- [Recorded information]:

►

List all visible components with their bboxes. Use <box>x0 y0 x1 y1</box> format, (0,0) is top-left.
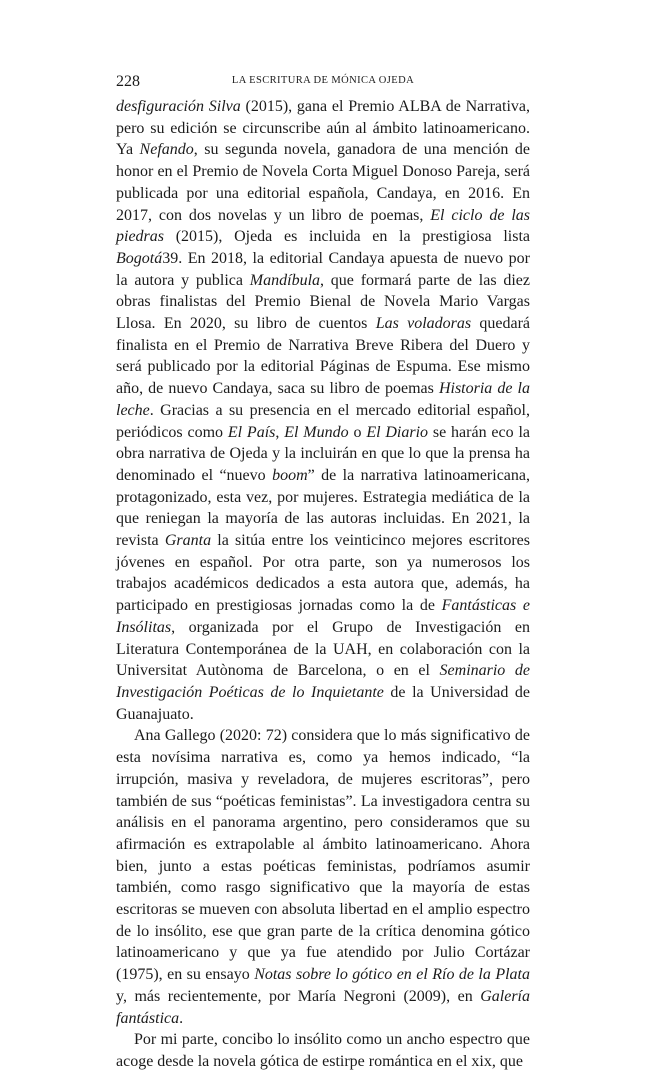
running-title: LA ESCRITURA DE MÓNICA OJEDA <box>231 75 415 86</box>
italic-run: Mandíbula <box>249 271 321 289</box>
text-run: Por mi parte, concibo lo insólito como un ancho espectro que acoge desde la novela gótica de estirpe romántica en el xix, que <box>116 1031 530 1070</box>
text-run: Ana Gallego (2020: 72) considera que lo más significativo de esta novísima narrativa es, como ya hemos indicado, “la irrupción, masiva y reveladora, de mujeres escritoras”, pero también de sus “poéticas feministas”. La investigadora centra su análisis en el panorama argentino, pero consideramos que su afirmación es extrapolable al ámbito latinoamericano. Ahora bien, junto a estas poéticas feministas, podríamos asumir también, como rasgo significativo que la mayoría de estas escritoras se mueven con absoluta libertad en el amplio espectro de lo insólito, ese que gran parte de la crítica denomina gótico latinoamericano y que ya fue atendido por Julio Cortázar (1975), en su ensayo <box>116 727 530 984</box>
italic-run: Galería fantástica <box>116 987 530 1027</box>
text-run: , organizada por el Grupo de Investigación en Literatura Contemporánea de la UAH, en colaboración con la Universitat Autònoma de Barcelona, o en el <box>116 618 530 680</box>
italic-run: Bogotá <box>116 249 163 267</box>
italic-run: El Mundo <box>284 423 349 441</box>
text-run: de la Universidad de Guanajuato. <box>116 683 530 723</box>
paragraph-2 <box>116 725 530 1029</box>
text-run: , <box>275 423 285 441</box>
italic-run: Fantásticas e Insólitas <box>116 597 531 636</box>
text-run: quedará finalista en el Premio de Narrativa Breve Ribera del Duero y será publicado por la editorial Páginas de Espuma. Ese mismo año, de nuevo Candaya, saca su libro de poemas <box>116 315 531 398</box>
italic-run: El ciclo de las piedras <box>116 206 530 246</box>
page-header <box>116 72 530 92</box>
text-run: (2015), gana el Premio ALBA de Narrativa, pero su edición se circunscribe aún al ámbito latinoamericano. Ya <box>116 98 531 159</box>
text-run: . Gracias a su presencia en el mercado editorial español, periódicos como <box>116 401 530 441</box>
text-run: . <box>179 1009 184 1027</box>
italic-run: desfiguración Silva <box>116 98 241 115</box>
text-run: , que formará parte de las diez obras finalistas del Premio Bienal de Novela Mario Vargas Llosa. En 2020, su libro de cuentos <box>116 271 531 333</box>
text-run: la sitúa entre los veinticinco mejores escritores jóvenes en español. Por otra parte, son ya numerosos los trabajos académicos dedicados a esta autora que, además, ha participado en prestigiosas jornadas como la de <box>116 532 530 615</box>
page-number: 228 <box>116 73 140 90</box>
italic-run: El Diario <box>366 423 429 441</box>
italic-run: Nefando <box>139 141 194 159</box>
text-run: ” de la narrativa latinoamericana, protagonizado, esta vez, por mujeres. Estrategia mediática de la que reniegan la mayoría de las autoras incluidas. En 2021, la revista <box>116 466 531 550</box>
italic-run: Seminario de Investigación Poéticas de lo Inquietante <box>116 662 531 701</box>
paragraph-1 <box>116 96 530 725</box>
text-run: 39. En 2018, la editorial Candaya apuesta de nuevo por la autora y publica <box>116 249 530 289</box>
italic-run: Granta <box>164 532 212 550</box>
body-text <box>116 96 530 1073</box>
text-run: y, más recientemente, por María Negroni (2009), en <box>116 987 481 1005</box>
text-run: o <box>348 423 367 441</box>
text-run: se harán eco la obra narrativa de Ojeda y la incluirán en que lo que la prensa ha denominado el “nuevo <box>116 423 531 484</box>
paragraph-3 <box>116 1029 530 1072</box>
italic-run: El País <box>227 423 276 441</box>
italic-run: boom <box>272 466 308 484</box>
italic-run: Notas sobre lo gótico en el Río de la Plata <box>254 966 530 984</box>
text-run: , su segunda novela, ganadora de una mención de honor en el Premio de Novela Corta Miguel Donoso Pareja, será publicada por una editorial española, Candaya, en 2016. En 2017, con dos novelas y un libro de poemas, <box>116 141 530 224</box>
italic-run: Historia de la leche <box>116 380 531 419</box>
italic-run: Las voladoras <box>375 315 472 333</box>
text-run: (2015), Ojeda es incluida en la prestigiosa lista <box>164 228 530 246</box>
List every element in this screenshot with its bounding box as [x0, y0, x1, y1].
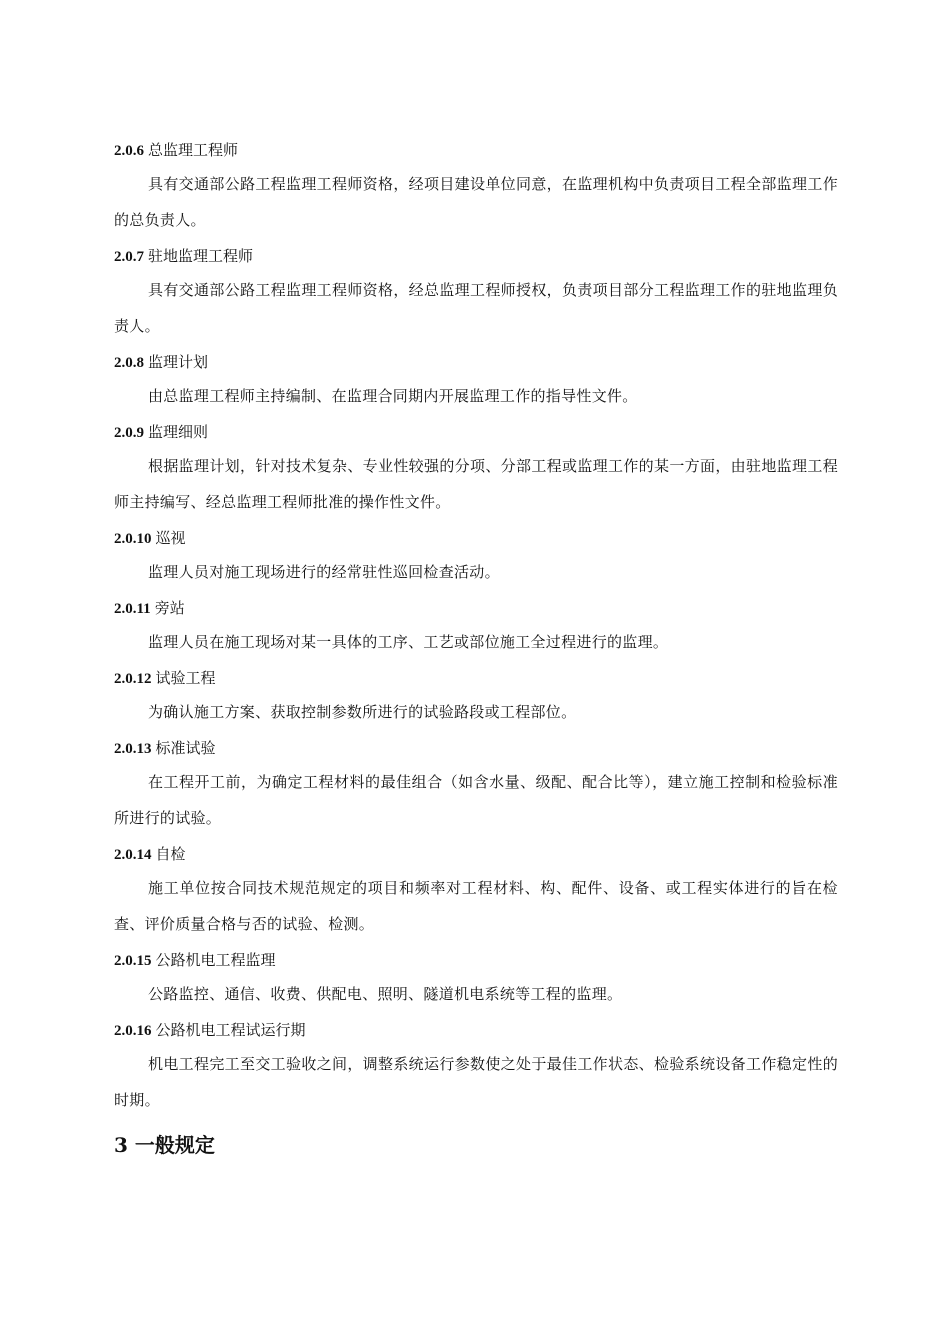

◄

- [Written problem]: Copy out the entries from the line containing "running-title: LA ESCRITURA" through the line containing "text-run: Por mi", putting "amplio abanico" in place of "ancho espectro" and leaving everything else as it is.

- [Task answer]:
running-title: LA ESCRITURA DE MÓNICA OJEDA <box>231 75 415 86</box>
italic-run: Mandíbula <box>249 271 321 289</box>
text-run: Por mi parte, concibo lo insólito como un amplio abanico que acoge desde la novela gótica de estirpe romántica en el xix, que <box>116 1031 530 1070</box>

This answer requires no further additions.